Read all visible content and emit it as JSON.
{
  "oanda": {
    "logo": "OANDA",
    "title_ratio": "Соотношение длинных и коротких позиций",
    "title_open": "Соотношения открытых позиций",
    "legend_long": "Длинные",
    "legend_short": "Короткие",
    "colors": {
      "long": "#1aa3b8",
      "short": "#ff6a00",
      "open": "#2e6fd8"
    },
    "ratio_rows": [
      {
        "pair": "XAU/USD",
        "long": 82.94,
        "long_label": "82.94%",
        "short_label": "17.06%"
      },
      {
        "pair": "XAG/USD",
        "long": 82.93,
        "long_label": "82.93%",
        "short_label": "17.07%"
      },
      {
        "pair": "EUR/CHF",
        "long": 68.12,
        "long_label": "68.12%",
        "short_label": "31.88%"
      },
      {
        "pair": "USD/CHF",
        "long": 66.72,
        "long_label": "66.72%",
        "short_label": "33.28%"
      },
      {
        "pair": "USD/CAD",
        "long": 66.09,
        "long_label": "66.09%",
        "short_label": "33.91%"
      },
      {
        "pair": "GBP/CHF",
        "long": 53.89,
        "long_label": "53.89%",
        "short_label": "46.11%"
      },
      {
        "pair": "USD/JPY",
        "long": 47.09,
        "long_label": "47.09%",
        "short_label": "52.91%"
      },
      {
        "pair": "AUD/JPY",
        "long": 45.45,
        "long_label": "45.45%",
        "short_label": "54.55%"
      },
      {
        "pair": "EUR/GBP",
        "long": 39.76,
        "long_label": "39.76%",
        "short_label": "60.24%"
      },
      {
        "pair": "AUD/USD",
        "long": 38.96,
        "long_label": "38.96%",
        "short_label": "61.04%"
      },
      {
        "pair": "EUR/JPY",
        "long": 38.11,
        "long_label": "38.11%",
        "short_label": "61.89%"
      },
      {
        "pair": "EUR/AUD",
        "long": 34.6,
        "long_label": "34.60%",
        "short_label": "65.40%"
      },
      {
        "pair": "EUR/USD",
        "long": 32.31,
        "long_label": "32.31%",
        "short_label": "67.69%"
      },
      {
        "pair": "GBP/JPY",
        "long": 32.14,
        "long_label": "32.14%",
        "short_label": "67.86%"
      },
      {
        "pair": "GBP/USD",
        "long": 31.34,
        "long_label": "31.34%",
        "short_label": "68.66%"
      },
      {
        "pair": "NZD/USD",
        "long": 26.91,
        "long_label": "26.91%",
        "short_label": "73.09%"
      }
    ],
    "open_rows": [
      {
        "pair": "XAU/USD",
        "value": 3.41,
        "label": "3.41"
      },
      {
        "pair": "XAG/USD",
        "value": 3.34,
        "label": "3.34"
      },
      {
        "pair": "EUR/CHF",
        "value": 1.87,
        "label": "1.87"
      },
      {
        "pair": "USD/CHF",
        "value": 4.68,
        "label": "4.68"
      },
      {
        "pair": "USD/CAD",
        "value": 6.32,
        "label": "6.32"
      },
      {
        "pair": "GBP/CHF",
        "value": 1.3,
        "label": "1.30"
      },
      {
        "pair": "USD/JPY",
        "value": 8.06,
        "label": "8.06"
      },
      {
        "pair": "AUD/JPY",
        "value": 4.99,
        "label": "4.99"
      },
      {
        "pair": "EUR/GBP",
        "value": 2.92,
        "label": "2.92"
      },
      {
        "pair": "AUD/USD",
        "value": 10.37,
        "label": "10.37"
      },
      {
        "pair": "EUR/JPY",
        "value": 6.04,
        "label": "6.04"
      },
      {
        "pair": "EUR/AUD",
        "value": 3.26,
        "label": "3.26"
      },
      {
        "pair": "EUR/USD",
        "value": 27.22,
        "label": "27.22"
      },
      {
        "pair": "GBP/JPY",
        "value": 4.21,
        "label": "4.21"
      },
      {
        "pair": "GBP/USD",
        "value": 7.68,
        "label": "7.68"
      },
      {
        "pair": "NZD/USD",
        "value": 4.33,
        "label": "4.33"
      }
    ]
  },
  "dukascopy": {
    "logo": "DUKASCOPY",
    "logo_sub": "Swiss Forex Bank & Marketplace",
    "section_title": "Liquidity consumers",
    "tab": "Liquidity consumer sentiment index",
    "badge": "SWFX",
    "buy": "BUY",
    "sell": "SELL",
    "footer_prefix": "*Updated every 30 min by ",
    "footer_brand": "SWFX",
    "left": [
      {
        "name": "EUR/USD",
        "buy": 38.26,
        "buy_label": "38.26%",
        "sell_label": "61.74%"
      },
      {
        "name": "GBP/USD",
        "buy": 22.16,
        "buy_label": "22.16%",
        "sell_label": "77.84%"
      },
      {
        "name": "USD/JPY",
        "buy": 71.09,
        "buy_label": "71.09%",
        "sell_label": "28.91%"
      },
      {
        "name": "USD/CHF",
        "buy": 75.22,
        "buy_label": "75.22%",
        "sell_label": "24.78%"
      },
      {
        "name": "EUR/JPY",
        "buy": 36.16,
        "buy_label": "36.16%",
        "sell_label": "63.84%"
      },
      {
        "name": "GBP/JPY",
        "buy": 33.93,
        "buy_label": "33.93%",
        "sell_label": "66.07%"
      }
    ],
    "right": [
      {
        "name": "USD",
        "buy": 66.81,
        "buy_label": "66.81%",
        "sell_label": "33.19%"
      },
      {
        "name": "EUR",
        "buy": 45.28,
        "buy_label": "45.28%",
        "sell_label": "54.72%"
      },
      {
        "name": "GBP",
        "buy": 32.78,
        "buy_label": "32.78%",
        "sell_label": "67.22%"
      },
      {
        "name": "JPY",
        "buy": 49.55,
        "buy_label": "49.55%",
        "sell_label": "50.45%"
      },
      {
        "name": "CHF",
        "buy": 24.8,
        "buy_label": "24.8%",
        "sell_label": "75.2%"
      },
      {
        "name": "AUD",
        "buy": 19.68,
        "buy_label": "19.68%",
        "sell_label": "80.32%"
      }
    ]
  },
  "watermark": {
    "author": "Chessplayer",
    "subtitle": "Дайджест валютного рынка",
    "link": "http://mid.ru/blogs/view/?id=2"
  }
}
────────────────
WHAT THE TASK REQUIRES: Give all the entries again exactly; leave none out.

RESPONSE TO THE TASK:
Read all visible content and emit it as JSON.
{
  "oanda": {
    "logo": "OANDA",
    "title_ratio": "Соотношение длинных и коротких позиций",
    "title_open": "Соотношения открытых позиций",
    "legend_long": "Длинные",
    "legend_short": "Короткие",
    "colors": {
      "long": "#1aa3b8",
      "short": "#ff6a00",
      "open": "#2e6fd8"
    },
    "ratio_rows": [
      {
        "pair": "XAU/USD",
        "long": 82.94,
        "long_label": "82.94%",
        "short_label": "17.06%"
      },
      {
        "pair": "XAG/USD",
        "long": 82.93,
        "long_label": "82.93%",
        "short_label": "17.07%"
      },
      {
        "pair": "EUR/CHF",
        "long": 68.12,
        "long_label": "68.12%",
        "short_label": "31.88%"
      },
      {
        "pair": "USD/CHF",
        "long": 66.72,
        "long_label": "66.72%",
        "short_label": "33.28%"
      },
      {
        "pair": "USD/CAD",
        "long": 66.09,
        "long_label": "66.09%",
        "short_label": "33.91%"
      },
      {
        "pair": "GBP/CHF",
        "long": 53.89,
        "long_label": "53.89%",
        "short_label": "46.11%"
      },
      {
        "pair": "USD/JPY",
        "long": 47.09,
        "long_label": "47.09%",
        "short_label": "52.91%"
      },
      {
        "pair": "AUD/JPY",
        "long": 45.45,
        "long_label": "45.45%",
        "short_label": "54.55%"
      },
      {
        "pair": "EUR/GBP",
        "long": 39.76,
        "long_label": "39.76%",
        "short_label": "60.24%"
      },
      {
        "pair": "AUD/USD",
        "long": 38.96,
        "long_label": "38.96%",
        "short_label": "61.04%"
      },
      {
        "pair": "EUR/JPY",
        "long": 38.11,
        "long_label": "38.11%",
        "short_label": "61.89%"
      },
      {
        "pair": "EUR/AUD",
        "long": 34.6,
        "long_label": "34.60%",
        "short_label": "65.40%"
      },
      {
        "pair": "EUR/USD",
        "long": 32.31,
        "long_label": "32.31%",
        "short_label": "67.69%"
      },
      {
        "pair": "GBP/JPY",
        "long": 32.14,
        "long_label": "32.14%",
        "short_label": "67.86%"
      },
      {
        "pair": "GBP/USD",
        "long": 31.34,
        "long_label": "31.34%",
        "short_label": "68.66%"
      },
      {
        "pair": "NZD/USD",
        "long": 26.91,
        "long_label": "26.91%",
        "short_label": "73.09%"
      }
    ],
    "open_rows": [
      {
        "pair": "XAU/USD",
        "value": 3.41,
        "label": "3.41"
      },
      {
        "pair": "XAG/USD",
        "value": 3.34,
        "label": "3.34"
      },
      {
        "pair": "EUR/CHF",
        "value": 1.87,
        "label": "1.87"
      },
      {
        "pair": "USD/CHF",
        "value": 4.68,
        "label": "4.68"
      },
      {
        "pair": "USD/CAD",
        "value": 6.32,
        "label": "6.32"
      },
      {
        "pair": "GBP/CHF",
        "value": 1.3,
        "label": "1.30"
      },
      {
        "pair": "USD/JPY",
        "value": 8.06,
        "label": "8.06"
      },
      {
        "pair": "AUD/JPY",
        "value": 4.99,
        "label": "4.99"
      },
      {
        "pair": "EUR/GBP",
        "value": 2.92,
        "label": "2.92"
      },
      {
        "pair": "AUD/USD",
        "value": 10.37,
        "label": "10.37"
      },
      {
        "pair": "EUR/JPY",
        "value": 6.04,
        "label": "6.04"
      },
      {
        "pair": "EUR/AUD",
        "value": 3.26,
        "label": "3.26"
      },
      {
        "pair": "EUR/USD",
        "value": 27.22,
        "label": "27.22"
      },
      {
        "pair": "GBP/JPY",
        "value": 4.21,
        "label": "4.21"
      },
      {
        "pair": "GBP/USD",
        "value": 7.68,
        "label": "7.68"
      },
      {
        "pair": "NZD/USD",
        "value": 4.33,
        "label": "4.33"
      }
    ]
  },
  "dukascopy": {
    "logo": "DUKASCOPY",
    "logo_sub": "Swiss Forex Bank & Marketplace",
    "section_title": "Liquidity consumers",
    "tab": "Liquidity consumer sentiment index",
    "badge": "SWFX",
    "buy": "BUY",
    "sell": "SELL",
    "footer_prefix": "*Updated every 30 min by ",
    "footer_brand": "SWFX",
    "left": [
      {
        "name": "EUR/USD",
        "buy": 38.26,
        "buy_label": "38.26%",
        "sell_label": "61.74%"
      },
      {
        "name": "GBP/USD",
        "buy": 22.16,
        "buy_label": "22.16%",
        "sell_label": "77.84%"
      },
      {
        "name": "USD/JPY",
        "buy": 71.09,
        "buy_label": "71.09%",
        "sell_label": "28.91%"
      },
      {
        "name": "USD/CHF",
        "buy": 75.22,
        "buy_label": "75.22%",
        "sell_label": "24.78%"
      },
      {
        "name": "EUR/JPY",
        "buy": 36.16,
        "buy_label": "36.16%",
        "sell_label": "63.84%"
      },
      {
        "name": "GBP/JPY",
        "buy": 33.93,
        "buy_label": "33.93%",
        "sell_label": "66.07%"
      }
    ],
    "right": [
      {
        "name": "USD",
        "buy": 66.81,
        "buy_label": "66.81%",
        "sell_label": "33.19%"
      },
      {
        "name": "EUR",
        "buy": 45.28,
        "buy_label": "45.28%",
        "sell_label": "54.72%"
      },
      {
        "name": "GBP",
        "buy": 32.78,
        "buy_label": "32.78%",
        "sell_label": "67.22%"
      },
      {
        "name": "JPY",
        "buy": 49.55,
        "buy_label": "49.55%",
        "sell_label": "50.45%"
      },
      {
        "name": "CHF",
        "buy": 24.8,
        "buy_label": "24.8%",
        "sell_label": "75.2%"
      },
      {
        "name": "AUD",
        "buy": 19.68,
        "buy_label": "19.68%",
        "sell_label": "80.32%"
      }
    ]
  },
  "watermark": {
    "author": "Chessplayer",
    "subtitle": "Дайджест валютного рынка",
    "link": "http://mid.ru/blogs/view/?id=2"
  }
}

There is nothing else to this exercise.